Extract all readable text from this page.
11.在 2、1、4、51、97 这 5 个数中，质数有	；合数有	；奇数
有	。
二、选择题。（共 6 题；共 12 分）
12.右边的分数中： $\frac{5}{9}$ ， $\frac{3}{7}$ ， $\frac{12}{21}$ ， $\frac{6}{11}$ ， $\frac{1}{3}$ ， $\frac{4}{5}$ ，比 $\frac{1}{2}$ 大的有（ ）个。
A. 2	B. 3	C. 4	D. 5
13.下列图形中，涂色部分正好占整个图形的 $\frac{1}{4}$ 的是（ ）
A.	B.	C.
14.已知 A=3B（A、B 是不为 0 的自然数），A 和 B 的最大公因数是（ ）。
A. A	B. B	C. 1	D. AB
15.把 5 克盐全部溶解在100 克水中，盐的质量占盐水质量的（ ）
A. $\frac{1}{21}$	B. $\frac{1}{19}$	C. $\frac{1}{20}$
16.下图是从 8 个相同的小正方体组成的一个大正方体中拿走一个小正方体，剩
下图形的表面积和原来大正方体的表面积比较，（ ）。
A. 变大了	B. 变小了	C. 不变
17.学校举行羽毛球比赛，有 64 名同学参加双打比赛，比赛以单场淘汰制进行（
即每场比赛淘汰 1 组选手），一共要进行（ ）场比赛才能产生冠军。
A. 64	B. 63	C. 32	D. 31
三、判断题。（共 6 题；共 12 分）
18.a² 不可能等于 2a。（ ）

++++

DIRECTIONS ▸
Every record above should be copied exactly.

RESPONSE TO THIS EXERCISE ▸
Extract all readable text from this page.
11.在 2、1、4、51、97 这 5 个数中，质数有	；合数有	；奇数
有	。
二、选择题。（共 6 题；共 12 分）
12.右边的分数中： $\frac{5}{9}$ ， $\frac{3}{7}$ ， $\frac{12}{21}$ ， $\frac{6}{11}$ ， $\frac{1}{3}$ ， $\frac{4}{5}$ ，比 $\frac{1}{2}$ 大的有（ ）个。
A. 2	B. 3	C. 4	D. 5
13.下列图形中，涂色部分正好占整个图形的 $\frac{1}{4}$ 的是（ ）
A.	B.	C.
14.已知 A=3B（A、B 是不为 0 的自然数），A 和 B 的最大公因数是（ ）。
A. A	B. B	C. 1	D. AB
15.把 5 克盐全部溶解在100 克水中，盐的质量占盐水质量的（ ）
A. $\frac{1}{21}$	B. $\frac{1}{19}$	C. $\frac{1}{20}$
16.下图是从 8 个相同的小正方体组成的一个大正方体中拿走一个小正方体，剩
下图形的表面积和原来大正方体的表面积比较，（ ）。
A. 变大了	B. 变小了	C. 不变
17.学校举行羽毛球比赛，有 64 名同学参加双打比赛，比赛以单场淘汰制进行（
即每场比赛淘汰 1 组选手），一共要进行（ ）场比赛才能产生冠军。
A. 64	B. 63	C. 32	D. 31
三、判断题。（共 6 题；共 12 分）
18.a² 不可能等于 2a。（ ）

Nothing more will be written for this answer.